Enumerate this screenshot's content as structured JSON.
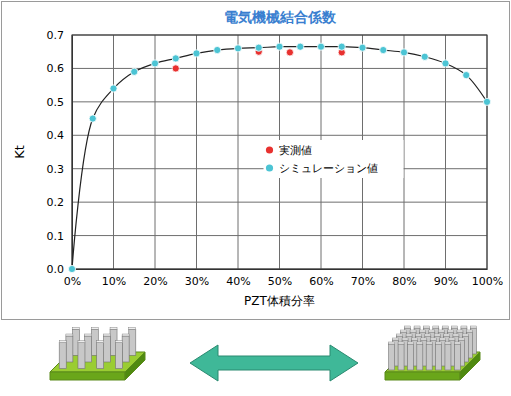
{
  "chart_data": {
    "type": "line",
    "title": "電気機械結合係数",
    "x_label": "PZT体積分率",
    "y_label": "Kt",
    "xlim": [
      0,
      100
    ],
    "xticks": [
      {
        "value": 0,
        "label": "0%"
      },
      {
        "value": 10,
        "label": "10%"
      },
      {
        "value": 20,
        "label": "20%"
      },
      {
        "value": 30,
        "label": "30%"
      },
      {
        "value": 40,
        "label": "40%"
      },
      {
        "value": 50,
        "label": "50%"
      },
      {
        "value": 60,
        "label": "60%"
      },
      {
        "value": 70,
        "label": "70%"
      },
      {
        "value": 80,
        "label": "80%"
      },
      {
        "value": 90,
        "label": "90%"
      },
      {
        "value": 100,
        "label": "100%"
      }
    ],
    "ylim": [
      0,
      0.7
    ],
    "yticks": [
      {
        "value": 0,
        "label": "0.0"
      },
      0.1,
      0.2,
      0.3,
      0.4,
      0.5,
      0.6,
      0.7
    ],
    "grid": true,
    "legend": "center",
    "series": [
      {
        "name": "実測値",
        "type": "scatter",
        "marker": "circle",
        "color": "#e8312f",
        "x": [
          25,
          45,
          52.5,
          65
        ],
        "values": [
          0.6,
          0.65,
          0.648,
          0.648
        ]
      },
      {
        "name": "シミュレーション値",
        "type": "line",
        "marker": "circle",
        "color": "#4cc4d4",
        "x": [
          0,
          5,
          10,
          15,
          20,
          25,
          30,
          35,
          40,
          45,
          50,
          55,
          60,
          65,
          70,
          75,
          80,
          85,
          90,
          95,
          100
        ],
        "values": [
          0.0,
          0.45,
          0.54,
          0.59,
          0.615,
          0.63,
          0.645,
          0.655,
          0.66,
          0.662,
          0.665,
          0.665,
          0.665,
          0.665,
          0.662,
          0.655,
          0.648,
          0.635,
          0.615,
          0.58,
          0.5
        ]
      }
    ]
  }
}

The request:
All the material shown above is to be copied exactly, with no pictures carried over.

Correct result:
Enumerate this screenshot's content as structured JSON.
{
  "chart_data": {
    "type": "line",
    "title": "電気機械結合係数",
    "x_label": "PZT体積分率",
    "y_label": "Kt",
    "xlim": [
      0,
      100
    ],
    "xticks": [
      {
        "value": 0,
        "label": "0%"
      },
      {
        "value": 10,
        "label": "10%"
      },
      {
        "value": 20,
        "label": "20%"
      },
      {
        "value": 30,
        "label": "30%"
      },
      {
        "value": 40,
        "label": "40%"
      },
      {
        "value": 50,
        "label": "50%"
      },
      {
        "value": 60,
        "label": "60%"
      },
      {
        "value": 70,
        "label": "70%"
      },
      {
        "value": 80,
        "label": "80%"
      },
      {
        "value": 90,
        "label": "90%"
      },
      {
        "value": 100,
        "label": "100%"
      }
    ],
    "ylim": [
      0,
      0.7
    ],
    "yticks": [
      {
        "value": 0,
        "label": "0.0"
      },
      0.1,
      0.2,
      0.3,
      0.4,
      0.5,
      0.6,
      0.7
    ],
    "grid": true,
    "legend": "center",
    "series": [
      {
        "name": "実測値",
        "type": "scatter",
        "marker": "circle",
        "color": "#e8312f",
        "x": [
          25,
          45,
          52.5,
          65
        ],
        "values": [
          0.6,
          0.65,
          0.648,
          0.648
        ]
      },
      {
        "name": "シミュレーション値",
        "type": "line",
        "marker": "circle",
        "color": "#4cc4d4",
        "x": [
          0,
          5,
          10,
          15,
          20,
          25,
          30,
          35,
          40,
          45,
          50,
          55,
          60,
          65,
          70,
          75,
          80,
          85,
          90,
          95,
          100
        ],
        "values": [
          0.0,
          0.45,
          0.54,
          0.59,
          0.615,
          0.63,
          0.645,
          0.655,
          0.66,
          0.662,
          0.665,
          0.665,
          0.665,
          0.665,
          0.662,
          0.655,
          0.648,
          0.635,
          0.615,
          0.58,
          0.5
        ]
      }
    ]
  }
}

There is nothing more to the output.